WHAT YOU WILL DO: Return each line holding the string "علامة".

INPUT MATERIAL:

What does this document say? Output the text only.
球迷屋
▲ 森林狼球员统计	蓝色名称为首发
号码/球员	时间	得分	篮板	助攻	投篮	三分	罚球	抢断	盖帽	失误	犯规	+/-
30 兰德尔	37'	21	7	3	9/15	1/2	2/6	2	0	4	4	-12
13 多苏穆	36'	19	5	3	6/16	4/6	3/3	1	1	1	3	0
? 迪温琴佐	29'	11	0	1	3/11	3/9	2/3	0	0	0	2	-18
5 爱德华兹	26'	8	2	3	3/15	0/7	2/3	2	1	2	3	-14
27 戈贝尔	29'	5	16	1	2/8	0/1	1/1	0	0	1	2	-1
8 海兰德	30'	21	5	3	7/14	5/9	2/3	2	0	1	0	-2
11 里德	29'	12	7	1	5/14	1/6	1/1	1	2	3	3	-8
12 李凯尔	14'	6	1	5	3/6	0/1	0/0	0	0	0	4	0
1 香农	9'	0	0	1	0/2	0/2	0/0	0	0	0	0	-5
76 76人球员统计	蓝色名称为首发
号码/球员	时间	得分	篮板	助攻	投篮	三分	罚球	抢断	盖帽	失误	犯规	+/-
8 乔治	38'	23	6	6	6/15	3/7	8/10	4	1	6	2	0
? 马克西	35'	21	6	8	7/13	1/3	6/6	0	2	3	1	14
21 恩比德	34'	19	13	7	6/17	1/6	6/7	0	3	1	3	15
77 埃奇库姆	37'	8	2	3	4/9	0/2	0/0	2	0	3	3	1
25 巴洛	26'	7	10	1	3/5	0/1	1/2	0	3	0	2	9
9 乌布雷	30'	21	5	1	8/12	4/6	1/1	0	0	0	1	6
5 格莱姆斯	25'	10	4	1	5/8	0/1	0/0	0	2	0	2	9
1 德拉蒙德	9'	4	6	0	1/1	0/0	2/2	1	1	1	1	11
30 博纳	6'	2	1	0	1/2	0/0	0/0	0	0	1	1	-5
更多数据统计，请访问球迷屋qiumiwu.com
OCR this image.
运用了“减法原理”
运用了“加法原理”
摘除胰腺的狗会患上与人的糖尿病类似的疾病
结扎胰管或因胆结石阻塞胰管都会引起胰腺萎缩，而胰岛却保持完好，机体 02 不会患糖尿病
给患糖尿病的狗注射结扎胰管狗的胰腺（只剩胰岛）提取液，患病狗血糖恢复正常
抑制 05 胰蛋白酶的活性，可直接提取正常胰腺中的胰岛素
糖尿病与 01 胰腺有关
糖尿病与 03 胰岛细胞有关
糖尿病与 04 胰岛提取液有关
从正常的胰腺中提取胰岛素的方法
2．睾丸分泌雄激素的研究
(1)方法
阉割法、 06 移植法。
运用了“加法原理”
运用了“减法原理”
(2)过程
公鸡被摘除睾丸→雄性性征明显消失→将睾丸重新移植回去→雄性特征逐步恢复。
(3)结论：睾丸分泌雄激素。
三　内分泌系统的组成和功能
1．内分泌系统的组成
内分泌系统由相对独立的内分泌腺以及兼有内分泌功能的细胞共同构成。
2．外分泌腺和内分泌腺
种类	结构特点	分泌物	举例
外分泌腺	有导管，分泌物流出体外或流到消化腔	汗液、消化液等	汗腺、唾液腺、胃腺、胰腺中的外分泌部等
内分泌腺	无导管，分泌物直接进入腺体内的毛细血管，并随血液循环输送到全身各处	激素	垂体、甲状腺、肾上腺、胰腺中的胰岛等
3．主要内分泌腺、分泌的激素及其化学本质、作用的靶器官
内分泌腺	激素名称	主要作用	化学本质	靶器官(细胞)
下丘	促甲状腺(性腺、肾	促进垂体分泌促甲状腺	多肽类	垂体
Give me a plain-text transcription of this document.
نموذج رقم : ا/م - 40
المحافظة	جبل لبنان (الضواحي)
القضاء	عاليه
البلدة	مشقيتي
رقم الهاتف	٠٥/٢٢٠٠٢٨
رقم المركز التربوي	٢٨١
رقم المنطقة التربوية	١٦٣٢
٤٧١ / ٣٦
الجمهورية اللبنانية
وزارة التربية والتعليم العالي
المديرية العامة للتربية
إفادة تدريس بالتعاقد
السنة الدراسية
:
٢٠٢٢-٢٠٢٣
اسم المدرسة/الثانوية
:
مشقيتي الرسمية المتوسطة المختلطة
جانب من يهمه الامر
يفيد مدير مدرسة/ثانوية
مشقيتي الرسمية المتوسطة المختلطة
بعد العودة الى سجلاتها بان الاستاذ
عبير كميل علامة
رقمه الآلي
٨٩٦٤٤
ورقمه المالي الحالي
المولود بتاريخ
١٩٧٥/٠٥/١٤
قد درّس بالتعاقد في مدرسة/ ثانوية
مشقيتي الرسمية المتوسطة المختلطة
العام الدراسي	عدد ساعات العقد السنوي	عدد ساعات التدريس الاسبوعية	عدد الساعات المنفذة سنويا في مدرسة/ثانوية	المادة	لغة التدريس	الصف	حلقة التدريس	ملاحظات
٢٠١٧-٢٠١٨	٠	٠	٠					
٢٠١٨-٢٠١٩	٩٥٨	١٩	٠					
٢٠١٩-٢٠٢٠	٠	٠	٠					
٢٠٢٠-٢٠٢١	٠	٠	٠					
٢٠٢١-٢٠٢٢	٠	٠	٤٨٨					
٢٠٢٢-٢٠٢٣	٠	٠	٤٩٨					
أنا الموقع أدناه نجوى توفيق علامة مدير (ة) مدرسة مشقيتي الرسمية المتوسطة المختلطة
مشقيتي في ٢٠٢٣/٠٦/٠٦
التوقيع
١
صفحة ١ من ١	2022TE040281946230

RESPONSE:
عبير كميل علامة
أنا الموقع أدناه نجوى توفيق علامة مدير (ة) مدرسة مشقيتي الرسمية المتوسطة المختلطة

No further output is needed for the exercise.